*Task description*. Scan the lines below; pull out those with "name".
— START OF Available records —
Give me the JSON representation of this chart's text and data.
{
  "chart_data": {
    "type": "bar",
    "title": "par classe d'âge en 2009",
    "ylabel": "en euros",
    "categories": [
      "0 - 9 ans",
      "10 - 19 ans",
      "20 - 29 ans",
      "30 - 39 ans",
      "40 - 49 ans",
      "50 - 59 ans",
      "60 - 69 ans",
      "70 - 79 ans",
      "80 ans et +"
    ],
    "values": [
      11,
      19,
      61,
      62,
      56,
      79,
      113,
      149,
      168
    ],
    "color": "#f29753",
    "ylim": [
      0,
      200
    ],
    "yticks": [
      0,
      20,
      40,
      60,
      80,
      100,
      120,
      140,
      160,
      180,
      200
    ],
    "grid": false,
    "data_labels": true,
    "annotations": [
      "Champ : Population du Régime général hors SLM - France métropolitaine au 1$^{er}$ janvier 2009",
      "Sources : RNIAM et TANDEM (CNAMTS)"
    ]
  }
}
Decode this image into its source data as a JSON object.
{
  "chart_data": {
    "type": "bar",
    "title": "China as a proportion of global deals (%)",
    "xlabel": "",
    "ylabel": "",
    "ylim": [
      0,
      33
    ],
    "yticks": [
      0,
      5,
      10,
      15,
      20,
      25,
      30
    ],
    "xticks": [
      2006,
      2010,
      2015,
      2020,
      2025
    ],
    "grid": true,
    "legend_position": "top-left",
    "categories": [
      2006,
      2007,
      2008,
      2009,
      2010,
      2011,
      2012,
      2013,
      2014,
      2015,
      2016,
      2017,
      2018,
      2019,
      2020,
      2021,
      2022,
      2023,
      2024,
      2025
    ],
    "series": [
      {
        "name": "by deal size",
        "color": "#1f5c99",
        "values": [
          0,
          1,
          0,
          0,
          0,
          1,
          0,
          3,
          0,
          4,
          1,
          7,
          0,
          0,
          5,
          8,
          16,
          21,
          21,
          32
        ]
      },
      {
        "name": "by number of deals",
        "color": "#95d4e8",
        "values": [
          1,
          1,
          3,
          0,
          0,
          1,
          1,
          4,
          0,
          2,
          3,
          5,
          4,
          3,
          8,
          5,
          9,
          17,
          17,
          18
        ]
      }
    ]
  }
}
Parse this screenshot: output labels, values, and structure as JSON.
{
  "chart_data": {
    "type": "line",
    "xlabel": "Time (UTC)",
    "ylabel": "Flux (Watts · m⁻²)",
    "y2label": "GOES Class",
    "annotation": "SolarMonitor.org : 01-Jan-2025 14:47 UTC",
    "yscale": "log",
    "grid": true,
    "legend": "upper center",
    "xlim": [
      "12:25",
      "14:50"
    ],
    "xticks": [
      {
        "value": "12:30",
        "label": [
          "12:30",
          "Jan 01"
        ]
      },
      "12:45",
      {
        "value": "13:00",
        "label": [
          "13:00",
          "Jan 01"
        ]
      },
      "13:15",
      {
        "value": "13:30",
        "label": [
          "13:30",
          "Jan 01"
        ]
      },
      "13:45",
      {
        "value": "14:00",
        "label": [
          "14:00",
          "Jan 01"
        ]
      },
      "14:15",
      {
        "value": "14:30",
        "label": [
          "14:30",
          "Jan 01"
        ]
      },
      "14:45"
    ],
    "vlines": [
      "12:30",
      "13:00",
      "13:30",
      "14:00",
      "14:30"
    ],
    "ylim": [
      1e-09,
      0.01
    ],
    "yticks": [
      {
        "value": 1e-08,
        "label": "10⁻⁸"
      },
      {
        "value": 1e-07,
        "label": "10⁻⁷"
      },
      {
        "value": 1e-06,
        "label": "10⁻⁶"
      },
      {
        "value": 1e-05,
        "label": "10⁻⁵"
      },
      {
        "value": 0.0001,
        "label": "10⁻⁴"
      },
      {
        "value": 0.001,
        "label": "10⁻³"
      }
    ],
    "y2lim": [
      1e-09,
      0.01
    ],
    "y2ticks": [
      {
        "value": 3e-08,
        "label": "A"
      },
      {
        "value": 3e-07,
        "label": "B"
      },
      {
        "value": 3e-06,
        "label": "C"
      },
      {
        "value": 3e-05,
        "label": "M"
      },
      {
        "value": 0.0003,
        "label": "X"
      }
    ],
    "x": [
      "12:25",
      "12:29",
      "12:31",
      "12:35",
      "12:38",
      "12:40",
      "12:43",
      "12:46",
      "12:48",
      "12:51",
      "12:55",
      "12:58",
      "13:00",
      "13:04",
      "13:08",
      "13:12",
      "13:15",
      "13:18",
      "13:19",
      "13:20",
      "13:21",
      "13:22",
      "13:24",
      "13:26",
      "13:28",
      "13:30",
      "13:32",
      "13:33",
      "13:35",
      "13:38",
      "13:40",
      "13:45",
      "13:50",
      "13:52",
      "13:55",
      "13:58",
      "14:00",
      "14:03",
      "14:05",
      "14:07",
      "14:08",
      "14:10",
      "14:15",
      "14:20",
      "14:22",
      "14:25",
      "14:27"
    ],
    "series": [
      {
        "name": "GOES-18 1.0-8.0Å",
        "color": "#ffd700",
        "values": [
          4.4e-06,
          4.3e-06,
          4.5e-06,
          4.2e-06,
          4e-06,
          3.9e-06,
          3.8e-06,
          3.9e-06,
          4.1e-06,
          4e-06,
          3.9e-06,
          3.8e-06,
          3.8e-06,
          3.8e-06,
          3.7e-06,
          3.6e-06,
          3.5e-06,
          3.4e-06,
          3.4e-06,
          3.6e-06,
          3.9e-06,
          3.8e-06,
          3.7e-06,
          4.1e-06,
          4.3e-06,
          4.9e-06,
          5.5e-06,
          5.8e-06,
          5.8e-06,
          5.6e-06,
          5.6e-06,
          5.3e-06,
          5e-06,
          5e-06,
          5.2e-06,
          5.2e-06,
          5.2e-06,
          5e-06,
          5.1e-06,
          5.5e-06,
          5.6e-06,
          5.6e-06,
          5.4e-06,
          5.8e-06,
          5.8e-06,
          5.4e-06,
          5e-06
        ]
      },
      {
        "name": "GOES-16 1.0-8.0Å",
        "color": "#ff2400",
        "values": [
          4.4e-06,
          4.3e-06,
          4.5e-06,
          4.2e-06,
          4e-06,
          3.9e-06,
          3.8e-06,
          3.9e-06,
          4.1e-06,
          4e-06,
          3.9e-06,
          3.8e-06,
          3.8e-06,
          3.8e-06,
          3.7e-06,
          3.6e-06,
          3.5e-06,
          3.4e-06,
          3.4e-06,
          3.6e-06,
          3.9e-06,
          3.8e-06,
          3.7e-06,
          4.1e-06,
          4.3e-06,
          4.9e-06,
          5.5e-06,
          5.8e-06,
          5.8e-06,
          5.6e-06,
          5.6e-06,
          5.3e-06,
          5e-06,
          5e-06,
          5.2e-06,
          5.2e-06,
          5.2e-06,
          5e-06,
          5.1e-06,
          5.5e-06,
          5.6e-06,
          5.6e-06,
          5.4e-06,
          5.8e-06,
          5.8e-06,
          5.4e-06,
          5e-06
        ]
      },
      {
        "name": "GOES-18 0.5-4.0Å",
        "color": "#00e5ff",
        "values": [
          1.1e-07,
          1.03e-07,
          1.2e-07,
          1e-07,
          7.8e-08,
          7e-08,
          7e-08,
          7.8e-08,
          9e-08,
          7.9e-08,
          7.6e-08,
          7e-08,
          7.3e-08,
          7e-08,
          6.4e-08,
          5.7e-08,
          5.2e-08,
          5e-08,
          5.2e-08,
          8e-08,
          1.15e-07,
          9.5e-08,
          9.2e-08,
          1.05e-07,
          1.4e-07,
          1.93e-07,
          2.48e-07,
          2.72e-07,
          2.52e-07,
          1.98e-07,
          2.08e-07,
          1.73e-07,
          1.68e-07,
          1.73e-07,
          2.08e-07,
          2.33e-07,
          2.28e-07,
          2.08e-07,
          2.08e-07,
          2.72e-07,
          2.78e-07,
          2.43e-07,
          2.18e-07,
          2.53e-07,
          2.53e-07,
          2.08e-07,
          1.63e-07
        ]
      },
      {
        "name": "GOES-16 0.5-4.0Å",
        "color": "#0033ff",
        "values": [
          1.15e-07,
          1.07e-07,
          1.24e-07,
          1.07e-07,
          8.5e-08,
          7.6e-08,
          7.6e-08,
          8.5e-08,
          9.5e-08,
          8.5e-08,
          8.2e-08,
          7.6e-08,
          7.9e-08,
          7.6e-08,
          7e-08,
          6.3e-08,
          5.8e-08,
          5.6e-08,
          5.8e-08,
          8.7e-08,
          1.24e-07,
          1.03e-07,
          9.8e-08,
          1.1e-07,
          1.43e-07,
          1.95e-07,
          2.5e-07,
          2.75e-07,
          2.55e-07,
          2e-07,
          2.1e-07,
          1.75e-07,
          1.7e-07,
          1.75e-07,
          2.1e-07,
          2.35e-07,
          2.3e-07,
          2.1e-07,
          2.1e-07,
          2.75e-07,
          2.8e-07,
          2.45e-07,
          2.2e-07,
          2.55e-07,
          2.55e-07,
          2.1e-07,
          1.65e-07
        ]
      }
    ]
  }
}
— END OF Available records —
*Reply to the task*.
        "name": "by deal size",
        "name": "by number of deals",
        "name": "GOES-18 1.0-8.0Å",
        "name": "GOES-16 1.0-8.0Å",
        "name": "GOES-18 0.5-4.0Å",
        "name": "GOES-16 0.5-4.0Å",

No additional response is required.